- **WHAT IS BEING ASKED**:
Pull out every line from the listing that has the word "grid".

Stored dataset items
>>

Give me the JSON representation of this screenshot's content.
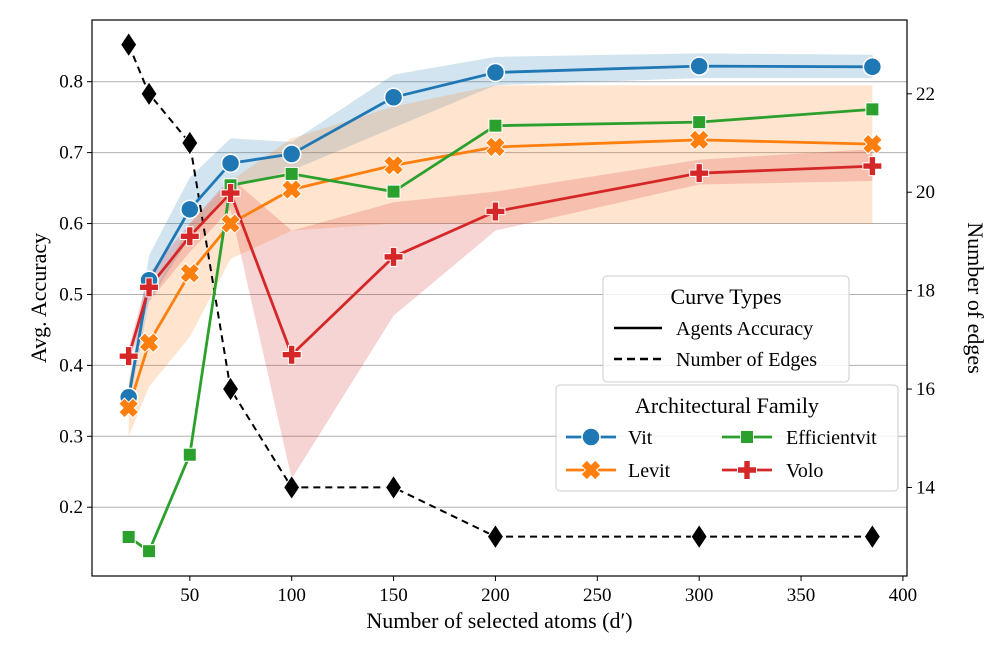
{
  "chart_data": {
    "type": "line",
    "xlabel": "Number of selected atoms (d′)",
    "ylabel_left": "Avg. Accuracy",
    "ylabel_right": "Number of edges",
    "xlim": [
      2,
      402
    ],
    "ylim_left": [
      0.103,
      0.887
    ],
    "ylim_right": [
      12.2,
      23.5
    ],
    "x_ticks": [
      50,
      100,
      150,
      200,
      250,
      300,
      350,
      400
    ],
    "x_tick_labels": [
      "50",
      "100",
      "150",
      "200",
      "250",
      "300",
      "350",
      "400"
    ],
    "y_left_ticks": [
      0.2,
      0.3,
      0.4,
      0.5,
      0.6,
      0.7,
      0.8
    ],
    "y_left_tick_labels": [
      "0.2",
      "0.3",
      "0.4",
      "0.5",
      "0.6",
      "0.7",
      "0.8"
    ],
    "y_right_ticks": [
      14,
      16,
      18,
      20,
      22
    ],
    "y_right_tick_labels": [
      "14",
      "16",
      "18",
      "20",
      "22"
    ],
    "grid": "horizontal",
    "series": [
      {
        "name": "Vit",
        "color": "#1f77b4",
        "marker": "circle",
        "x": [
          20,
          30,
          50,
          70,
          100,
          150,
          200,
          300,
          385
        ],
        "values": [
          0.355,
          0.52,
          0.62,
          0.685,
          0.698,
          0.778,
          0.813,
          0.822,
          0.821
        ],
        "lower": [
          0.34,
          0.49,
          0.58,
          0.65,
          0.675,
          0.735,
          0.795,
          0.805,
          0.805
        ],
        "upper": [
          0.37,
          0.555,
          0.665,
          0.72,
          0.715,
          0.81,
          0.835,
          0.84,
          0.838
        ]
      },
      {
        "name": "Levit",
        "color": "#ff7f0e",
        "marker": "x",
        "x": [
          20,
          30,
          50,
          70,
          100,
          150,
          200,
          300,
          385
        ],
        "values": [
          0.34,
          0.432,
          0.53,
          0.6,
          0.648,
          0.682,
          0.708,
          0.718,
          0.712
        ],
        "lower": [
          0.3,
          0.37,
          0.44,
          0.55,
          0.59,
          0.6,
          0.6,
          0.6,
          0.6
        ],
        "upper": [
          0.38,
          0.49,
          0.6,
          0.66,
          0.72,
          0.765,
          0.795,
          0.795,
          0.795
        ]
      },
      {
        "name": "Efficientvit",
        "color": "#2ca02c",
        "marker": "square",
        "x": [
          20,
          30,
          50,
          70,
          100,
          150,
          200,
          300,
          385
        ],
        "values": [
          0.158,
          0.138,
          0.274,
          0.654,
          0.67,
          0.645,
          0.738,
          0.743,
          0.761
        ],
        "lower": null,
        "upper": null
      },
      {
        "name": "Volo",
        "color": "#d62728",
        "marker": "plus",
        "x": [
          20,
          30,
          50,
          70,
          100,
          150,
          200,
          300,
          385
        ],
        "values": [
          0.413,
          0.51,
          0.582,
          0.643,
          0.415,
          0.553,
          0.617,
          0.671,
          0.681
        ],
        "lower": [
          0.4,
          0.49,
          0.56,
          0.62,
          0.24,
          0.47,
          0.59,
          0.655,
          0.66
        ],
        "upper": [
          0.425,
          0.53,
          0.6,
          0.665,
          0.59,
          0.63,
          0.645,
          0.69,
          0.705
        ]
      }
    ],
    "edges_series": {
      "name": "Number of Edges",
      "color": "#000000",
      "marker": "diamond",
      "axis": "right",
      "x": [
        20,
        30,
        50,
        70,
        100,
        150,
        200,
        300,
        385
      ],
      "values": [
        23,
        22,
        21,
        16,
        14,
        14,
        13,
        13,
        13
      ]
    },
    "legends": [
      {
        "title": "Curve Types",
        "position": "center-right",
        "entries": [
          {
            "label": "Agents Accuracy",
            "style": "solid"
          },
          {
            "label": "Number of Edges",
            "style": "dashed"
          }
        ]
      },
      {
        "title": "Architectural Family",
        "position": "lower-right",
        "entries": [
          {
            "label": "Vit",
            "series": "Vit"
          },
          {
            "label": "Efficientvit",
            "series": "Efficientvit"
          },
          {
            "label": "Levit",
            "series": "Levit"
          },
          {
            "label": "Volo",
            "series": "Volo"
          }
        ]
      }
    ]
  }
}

<<
>>

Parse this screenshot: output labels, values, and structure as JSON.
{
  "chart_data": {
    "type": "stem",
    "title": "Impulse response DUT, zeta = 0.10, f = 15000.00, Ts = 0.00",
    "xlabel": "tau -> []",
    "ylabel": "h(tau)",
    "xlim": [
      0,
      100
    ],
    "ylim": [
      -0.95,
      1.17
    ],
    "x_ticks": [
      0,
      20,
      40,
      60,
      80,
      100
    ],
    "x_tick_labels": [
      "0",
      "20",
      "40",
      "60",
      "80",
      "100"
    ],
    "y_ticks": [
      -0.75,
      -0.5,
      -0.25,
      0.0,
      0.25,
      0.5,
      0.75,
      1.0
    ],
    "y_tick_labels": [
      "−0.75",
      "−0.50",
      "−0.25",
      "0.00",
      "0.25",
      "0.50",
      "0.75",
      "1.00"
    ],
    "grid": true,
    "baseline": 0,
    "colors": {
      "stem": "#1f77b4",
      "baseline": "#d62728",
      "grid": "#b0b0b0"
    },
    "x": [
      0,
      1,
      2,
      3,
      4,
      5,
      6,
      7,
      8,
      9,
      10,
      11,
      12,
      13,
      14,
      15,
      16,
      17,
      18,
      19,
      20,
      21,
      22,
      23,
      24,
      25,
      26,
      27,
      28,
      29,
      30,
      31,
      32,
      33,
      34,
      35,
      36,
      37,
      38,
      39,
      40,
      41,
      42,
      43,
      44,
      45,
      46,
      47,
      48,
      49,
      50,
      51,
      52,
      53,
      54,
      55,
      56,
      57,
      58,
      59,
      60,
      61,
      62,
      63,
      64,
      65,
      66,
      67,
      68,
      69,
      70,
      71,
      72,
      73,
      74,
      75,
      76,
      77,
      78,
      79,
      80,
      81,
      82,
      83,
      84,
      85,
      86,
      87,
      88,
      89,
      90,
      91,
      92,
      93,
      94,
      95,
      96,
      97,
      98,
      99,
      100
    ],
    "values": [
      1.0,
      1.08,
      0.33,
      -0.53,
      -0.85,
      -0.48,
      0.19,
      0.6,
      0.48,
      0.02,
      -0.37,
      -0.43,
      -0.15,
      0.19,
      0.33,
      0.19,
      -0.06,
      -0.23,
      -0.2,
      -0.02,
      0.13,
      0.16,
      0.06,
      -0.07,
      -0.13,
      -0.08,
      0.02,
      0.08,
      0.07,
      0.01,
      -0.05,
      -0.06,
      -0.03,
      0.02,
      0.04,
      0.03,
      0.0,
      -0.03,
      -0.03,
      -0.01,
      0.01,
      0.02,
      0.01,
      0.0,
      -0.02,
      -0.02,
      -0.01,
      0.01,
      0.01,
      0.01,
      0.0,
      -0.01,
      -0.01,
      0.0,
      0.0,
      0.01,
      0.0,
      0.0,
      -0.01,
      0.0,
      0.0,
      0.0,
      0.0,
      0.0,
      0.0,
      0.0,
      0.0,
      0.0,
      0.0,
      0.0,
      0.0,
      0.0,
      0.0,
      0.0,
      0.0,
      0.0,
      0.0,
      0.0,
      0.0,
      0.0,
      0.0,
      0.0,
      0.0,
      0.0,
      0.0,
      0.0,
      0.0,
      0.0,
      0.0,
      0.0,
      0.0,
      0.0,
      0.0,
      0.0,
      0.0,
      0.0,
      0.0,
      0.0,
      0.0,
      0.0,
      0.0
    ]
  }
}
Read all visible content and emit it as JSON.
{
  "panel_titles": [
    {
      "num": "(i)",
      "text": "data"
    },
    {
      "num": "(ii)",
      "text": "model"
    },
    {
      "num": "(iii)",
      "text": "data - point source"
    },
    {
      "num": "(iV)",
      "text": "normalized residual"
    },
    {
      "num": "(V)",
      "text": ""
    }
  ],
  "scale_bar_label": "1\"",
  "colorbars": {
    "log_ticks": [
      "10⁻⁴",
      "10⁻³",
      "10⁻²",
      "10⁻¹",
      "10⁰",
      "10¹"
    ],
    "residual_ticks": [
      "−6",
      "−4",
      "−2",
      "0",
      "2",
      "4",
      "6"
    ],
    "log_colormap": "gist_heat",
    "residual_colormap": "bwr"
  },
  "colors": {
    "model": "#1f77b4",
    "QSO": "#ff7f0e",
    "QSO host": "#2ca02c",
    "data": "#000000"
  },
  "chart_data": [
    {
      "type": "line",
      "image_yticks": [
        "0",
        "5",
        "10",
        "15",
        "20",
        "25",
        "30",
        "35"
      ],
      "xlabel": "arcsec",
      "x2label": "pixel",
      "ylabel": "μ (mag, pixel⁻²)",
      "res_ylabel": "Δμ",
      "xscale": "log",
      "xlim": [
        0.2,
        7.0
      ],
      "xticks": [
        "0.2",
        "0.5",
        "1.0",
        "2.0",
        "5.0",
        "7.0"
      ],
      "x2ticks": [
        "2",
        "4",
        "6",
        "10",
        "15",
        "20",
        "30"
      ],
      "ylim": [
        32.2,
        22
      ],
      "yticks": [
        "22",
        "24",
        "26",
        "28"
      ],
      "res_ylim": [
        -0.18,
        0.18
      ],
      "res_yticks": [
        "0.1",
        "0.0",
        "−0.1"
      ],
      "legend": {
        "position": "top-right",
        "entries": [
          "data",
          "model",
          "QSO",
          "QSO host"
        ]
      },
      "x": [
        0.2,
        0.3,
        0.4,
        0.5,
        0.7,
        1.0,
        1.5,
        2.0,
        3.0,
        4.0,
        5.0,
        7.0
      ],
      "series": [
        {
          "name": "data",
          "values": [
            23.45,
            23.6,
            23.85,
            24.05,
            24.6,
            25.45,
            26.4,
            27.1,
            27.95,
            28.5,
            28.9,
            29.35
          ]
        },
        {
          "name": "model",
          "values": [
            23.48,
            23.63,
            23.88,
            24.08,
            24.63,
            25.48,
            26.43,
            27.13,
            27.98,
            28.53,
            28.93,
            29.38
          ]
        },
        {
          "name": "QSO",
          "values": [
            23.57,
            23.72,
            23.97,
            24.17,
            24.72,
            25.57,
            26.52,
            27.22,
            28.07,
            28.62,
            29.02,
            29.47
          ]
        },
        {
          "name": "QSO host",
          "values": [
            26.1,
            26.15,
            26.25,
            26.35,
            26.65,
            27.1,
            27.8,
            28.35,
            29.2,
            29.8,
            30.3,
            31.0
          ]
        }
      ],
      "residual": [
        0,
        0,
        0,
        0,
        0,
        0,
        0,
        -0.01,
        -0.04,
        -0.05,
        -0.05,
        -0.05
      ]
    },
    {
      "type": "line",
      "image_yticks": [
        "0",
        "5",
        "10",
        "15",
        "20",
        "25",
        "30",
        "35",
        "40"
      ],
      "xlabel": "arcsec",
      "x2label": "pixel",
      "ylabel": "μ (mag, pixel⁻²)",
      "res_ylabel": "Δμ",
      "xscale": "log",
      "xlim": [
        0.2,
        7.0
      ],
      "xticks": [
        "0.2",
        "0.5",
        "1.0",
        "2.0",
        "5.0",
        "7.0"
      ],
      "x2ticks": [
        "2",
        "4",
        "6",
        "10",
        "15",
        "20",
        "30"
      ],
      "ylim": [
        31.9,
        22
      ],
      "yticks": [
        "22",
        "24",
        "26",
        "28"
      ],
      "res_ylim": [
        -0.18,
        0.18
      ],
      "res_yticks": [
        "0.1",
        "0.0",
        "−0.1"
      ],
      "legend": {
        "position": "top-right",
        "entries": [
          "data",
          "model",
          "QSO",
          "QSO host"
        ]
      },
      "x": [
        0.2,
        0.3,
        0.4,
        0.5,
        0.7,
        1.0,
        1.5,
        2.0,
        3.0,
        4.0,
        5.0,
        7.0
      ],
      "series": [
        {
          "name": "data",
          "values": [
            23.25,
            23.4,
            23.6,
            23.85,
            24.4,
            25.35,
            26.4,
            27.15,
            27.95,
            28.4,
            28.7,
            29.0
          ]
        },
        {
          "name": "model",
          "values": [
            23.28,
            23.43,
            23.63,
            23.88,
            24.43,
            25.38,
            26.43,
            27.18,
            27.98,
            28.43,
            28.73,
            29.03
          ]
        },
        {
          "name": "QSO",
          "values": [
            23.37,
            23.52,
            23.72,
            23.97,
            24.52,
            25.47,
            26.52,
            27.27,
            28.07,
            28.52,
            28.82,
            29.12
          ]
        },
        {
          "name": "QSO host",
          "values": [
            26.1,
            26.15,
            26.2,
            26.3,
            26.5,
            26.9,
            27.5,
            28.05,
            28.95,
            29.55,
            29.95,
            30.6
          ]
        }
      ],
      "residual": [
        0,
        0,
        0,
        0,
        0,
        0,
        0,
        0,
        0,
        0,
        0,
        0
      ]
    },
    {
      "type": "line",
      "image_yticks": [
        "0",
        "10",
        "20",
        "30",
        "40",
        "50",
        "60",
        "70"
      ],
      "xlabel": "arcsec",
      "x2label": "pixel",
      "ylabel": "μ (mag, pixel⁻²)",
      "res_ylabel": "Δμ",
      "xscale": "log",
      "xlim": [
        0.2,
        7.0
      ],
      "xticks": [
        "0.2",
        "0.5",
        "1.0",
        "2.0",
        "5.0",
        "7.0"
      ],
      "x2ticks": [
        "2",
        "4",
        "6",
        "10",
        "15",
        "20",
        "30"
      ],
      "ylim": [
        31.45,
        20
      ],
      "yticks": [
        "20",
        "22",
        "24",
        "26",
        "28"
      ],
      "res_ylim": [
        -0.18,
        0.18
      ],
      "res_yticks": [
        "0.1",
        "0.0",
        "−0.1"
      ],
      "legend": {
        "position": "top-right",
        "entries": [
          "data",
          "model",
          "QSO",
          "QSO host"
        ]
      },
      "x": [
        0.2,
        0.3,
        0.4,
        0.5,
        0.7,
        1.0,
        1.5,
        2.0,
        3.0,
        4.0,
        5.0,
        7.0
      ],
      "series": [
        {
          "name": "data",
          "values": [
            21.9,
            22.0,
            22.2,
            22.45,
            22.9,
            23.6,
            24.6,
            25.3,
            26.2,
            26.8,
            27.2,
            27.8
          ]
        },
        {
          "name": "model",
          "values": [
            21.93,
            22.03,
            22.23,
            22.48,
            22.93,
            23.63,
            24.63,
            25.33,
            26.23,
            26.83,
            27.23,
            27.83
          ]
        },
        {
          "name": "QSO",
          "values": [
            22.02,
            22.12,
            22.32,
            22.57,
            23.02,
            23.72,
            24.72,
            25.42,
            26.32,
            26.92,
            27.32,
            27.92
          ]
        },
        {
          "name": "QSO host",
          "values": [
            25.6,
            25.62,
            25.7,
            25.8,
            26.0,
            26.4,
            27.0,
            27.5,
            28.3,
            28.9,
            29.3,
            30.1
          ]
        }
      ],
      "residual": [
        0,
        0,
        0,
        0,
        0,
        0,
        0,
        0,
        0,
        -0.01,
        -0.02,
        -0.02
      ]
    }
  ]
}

<<

- **RESPONSE TO THIS EXERCISE**:
    "grid": "horizontal",
    "grid": true,
      "grid": "#b0b0b0"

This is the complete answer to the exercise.